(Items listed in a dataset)
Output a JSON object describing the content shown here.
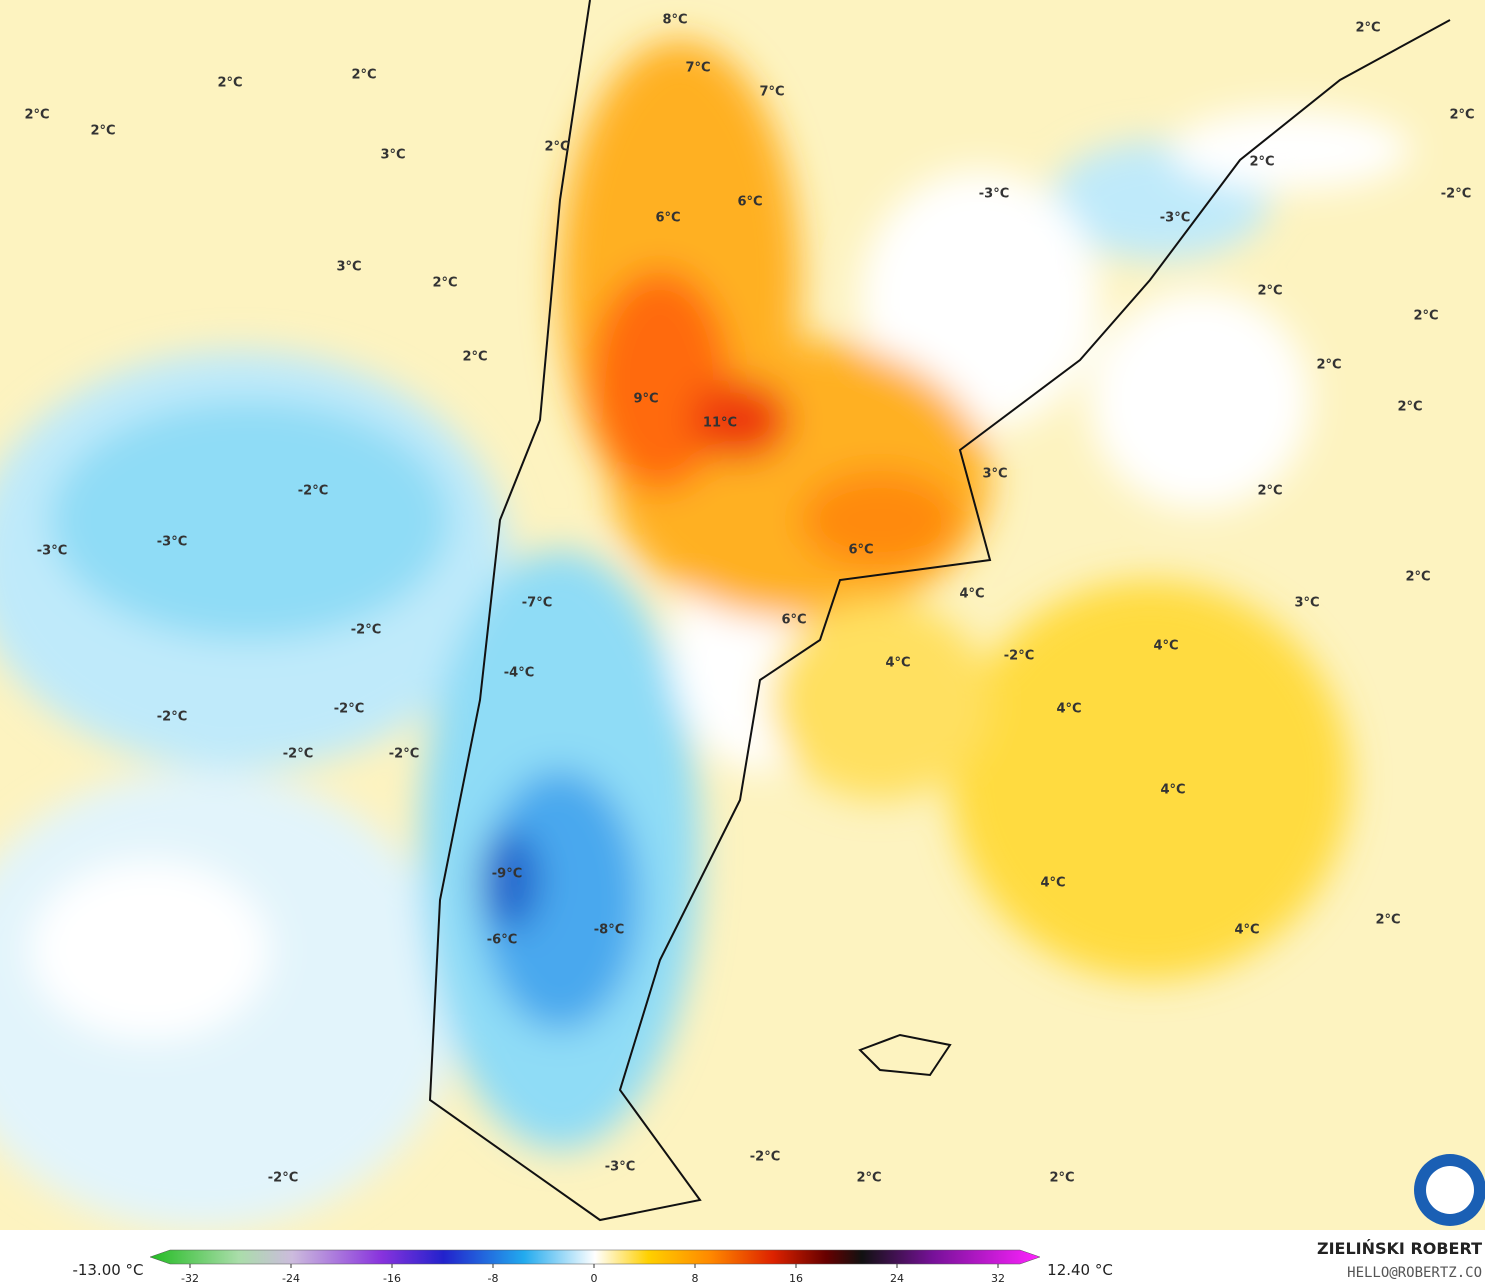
{
  "map": {
    "labels": [
      "8°C",
      "2°C",
      "7°C",
      "7°C",
      "2°C",
      "2°C",
      "2°C",
      "2°C",
      "2°C",
      "3°C",
      "2°C",
      "2°C",
      "-3°C",
      "-2°C",
      "6°C",
      "6°C",
      "-3°C",
      "3°C",
      "2°C",
      "2°C",
      "2°C",
      "2°C",
      "2°C",
      "9°C",
      "11°C",
      "2°C",
      "3°C",
      "-2°C",
      "2°C",
      "-3°C",
      "-3°C",
      "6°C",
      "2°C",
      "4°C",
      "-7°C",
      "3°C",
      "6°C",
      "-2°C",
      "4°C",
      "-2°C",
      "4°C",
      "-4°C",
      "-2°C",
      "-2°C",
      "4°C",
      "-2°C",
      "-2°C",
      "4°C",
      "-9°C",
      "4°C",
      "-8°C",
      "-6°C",
      "4°C",
      "2°C",
      "-2°C",
      "-3°C",
      "-2°C",
      "2°C",
      "2°C"
    ]
  },
  "colorbar": {
    "min_label": "-13.00 °C",
    "max_label": "12.40 °C",
    "ticks": [
      -32,
      -24,
      -16,
      -8,
      0,
      8,
      16,
      24,
      32
    ]
  },
  "credit": {
    "name": "ZIELIŃSKI ROBERT",
    "email": "HELLO@ROBERTZ.CO"
  }
}
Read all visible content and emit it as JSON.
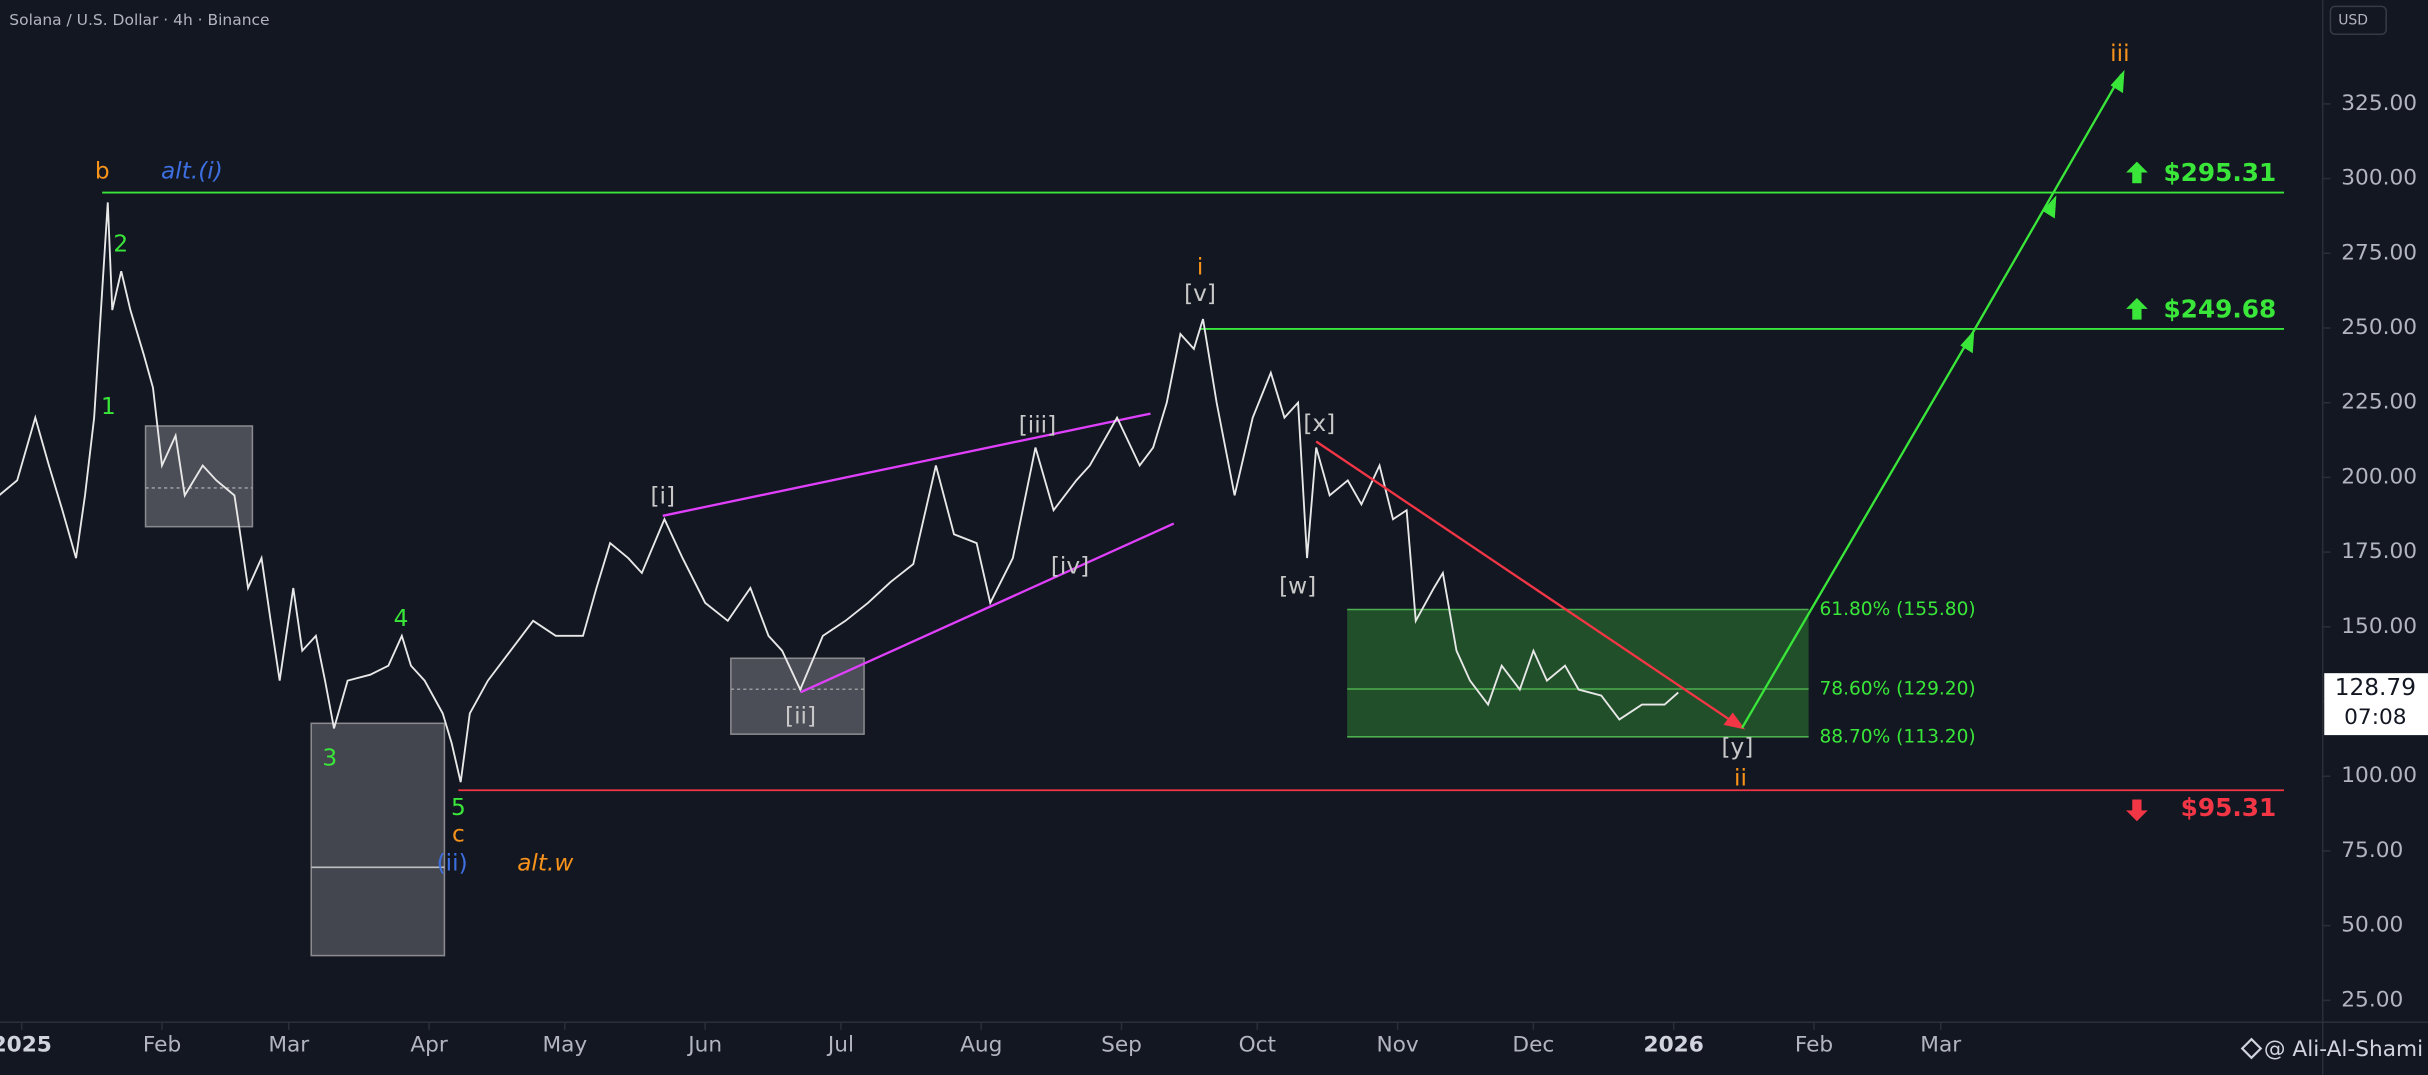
{
  "chart_data": {
    "type": "line",
    "title": "Solana / U.S. Dollar · 4h · Binance",
    "currency": "USD",
    "watermark": "@ Ali-Al-Shami",
    "color": "#e8e8e8",
    "x": [
      -5,
      -1,
      3,
      6,
      9,
      12,
      14,
      16,
      19,
      20,
      22,
      24,
      27,
      29,
      31,
      34,
      36,
      40,
      43,
      47,
      48,
      50,
      53,
      55,
      57,
      60,
      62,
      65,
      67,
      69,
      72,
      77,
      81,
      84,
      86,
      89,
      93,
      95,
      97,
      99,
      103,
      108,
      113,
      118,
      124,
      127,
      130,
      134,
      137,
      142,
      146,
      151,
      156,
      161,
      165,
      168,
      172,
      177,
      182,
      187,
      192,
      197,
      202,
      206,
      211,
      214,
      219,
      224,
      228,
      233,
      236,
      242,
      247,
      250,
      253,
      256,
      259,
      261,
      264,
      268,
      272,
      276,
      279,
      282,
      284,
      286,
      289,
      293,
      296,
      300,
      303,
      306,
      308,
      312,
      314,
      317,
      320,
      324,
      327,
      331,
      334,
      337,
      341,
      344,
      349,
      353,
      358,
      363,
      366
    ],
    "values": [
      194,
      199,
      220,
      204,
      189,
      173,
      194,
      220,
      292,
      256,
      269,
      256,
      241,
      230,
      204,
      214,
      194,
      204,
      199,
      194,
      184,
      163,
      173,
      152,
      132,
      163,
      142,
      147,
      132,
      116,
      132,
      134,
      137,
      147,
      137,
      132,
      121,
      111,
      98,
      121,
      132,
      142,
      152,
      147,
      147,
      163,
      178,
      173,
      168,
      186,
      173,
      158,
      152,
      163,
      147,
      142,
      129,
      147,
      152,
      158,
      165,
      171,
      204,
      181,
      178,
      158,
      173,
      210,
      189,
      199,
      204,
      220,
      204,
      210,
      225,
      248,
      243,
      253,
      225,
      194,
      220,
      235,
      220,
      225,
      173,
      210,
      194,
      199,
      191,
      204,
      186,
      189,
      152,
      163,
      168,
      142,
      132,
      124,
      137,
      129,
      142,
      132,
      137,
      129,
      127,
      119,
      124,
      124,
      128
    ],
    "xlim": [
      -4.8,
      508.4
    ],
    "ylim": [
      17.7,
      359.7
    ],
    "xticks": [
      {
        "value": 0,
        "label": "2025"
      },
      {
        "value": 31,
        "label": "Feb"
      },
      {
        "value": 59,
        "label": "Mar"
      },
      {
        "value": 90,
        "label": "Apr"
      },
      {
        "value": 120,
        "label": "May"
      },
      {
        "value": 151,
        "label": "Jun"
      },
      {
        "value": 181,
        "label": "Jul"
      },
      {
        "value": 212,
        "label": "Aug"
      },
      {
        "value": 243,
        "label": "Sep"
      },
      {
        "value": 273,
        "label": "Oct"
      },
      {
        "value": 304,
        "label": "Nov"
      },
      {
        "value": 334,
        "label": "Dec"
      },
      {
        "value": 365,
        "label": "2026"
      },
      {
        "value": 396,
        "label": "Feb"
      },
      {
        "value": 424,
        "label": "Mar"
      }
    ],
    "yticks": [
      {
        "value": 25,
        "label": "25.00"
      },
      {
        "value": 50,
        "label": "50.00"
      },
      {
        "value": 75,
        "label": "75.00"
      },
      {
        "value": 100,
        "label": "100.00"
      },
      {
        "value": 125,
        "label": "125.00"
      },
      {
        "value": 150,
        "label": "150.00"
      },
      {
        "value": 175,
        "label": "175.00"
      },
      {
        "value": 200,
        "label": "200.00"
      },
      {
        "value": 225,
        "label": "225.00"
      },
      {
        "value": 250,
        "label": "250.00"
      },
      {
        "value": 275,
        "label": "275.00"
      },
      {
        "value": 300,
        "label": "300.00"
      },
      {
        "value": 325,
        "label": "325.00"
      }
    ],
    "grid": false,
    "levels": [
      {
        "value": 295.31,
        "label": "$295.31",
        "color": "#39e639"
      },
      {
        "value": 249.68,
        "label": "$249.68",
        "color": "#39e639"
      },
      {
        "value": 95.31,
        "label": "$95.31",
        "color": "#f23645"
      }
    ],
    "fib": [
      {
        "value": 155.8,
        "label": "61.80% (155.80)"
      },
      {
        "value": 129.2,
        "label": "78.60% (129.20)"
      },
      {
        "value": 113.2,
        "label": "88.70% (113.20)"
      }
    ],
    "last_price": {
      "value": 128.79,
      "label": "128.79",
      "countdown": "07:08"
    },
    "wave_labels": [
      {
        "text": "b",
        "color": "#f7931a"
      },
      {
        "text": "alt.(i)",
        "color": "#3d6fe0"
      },
      {
        "text": "2",
        "color": "#39e639"
      },
      {
        "text": "1",
        "color": "#39e639"
      },
      {
        "text": "3",
        "color": "#39e639"
      },
      {
        "text": "4",
        "color": "#39e639"
      },
      {
        "text": "5",
        "color": "#39e639"
      },
      {
        "text": "c",
        "color": "#f7931a"
      },
      {
        "text": "(ii)",
        "color": "#3d6fe0"
      },
      {
        "text": "alt.w",
        "color": "#f7931a"
      },
      {
        "text": "[i]",
        "color": "#c8c8c8"
      },
      {
        "text": "[ii]",
        "color": "#c8c8c8"
      },
      {
        "text": "[iii]",
        "color": "#c8c8c8"
      },
      {
        "text": "[iv]",
        "color": "#c8c8c8"
      },
      {
        "text": "i",
        "color": "#f7931a"
      },
      {
        "text": "[v]",
        "color": "#c8c8c8"
      },
      {
        "text": "[x]",
        "color": "#c8c8c8"
      },
      {
        "text": "[w]",
        "color": "#c8c8c8"
      },
      {
        "text": "[y]",
        "color": "#c8c8c8"
      },
      {
        "text": "ii",
        "color": "#f7931a"
      },
      {
        "text": "iii",
        "color": "#f7931a"
      }
    ]
  }
}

Instructions for the task:
Write out each line of the data that holds the string "content".

Response to this exercise:
Output a JSON object describing the content shown here.
Read all visible content and emit it as JSON.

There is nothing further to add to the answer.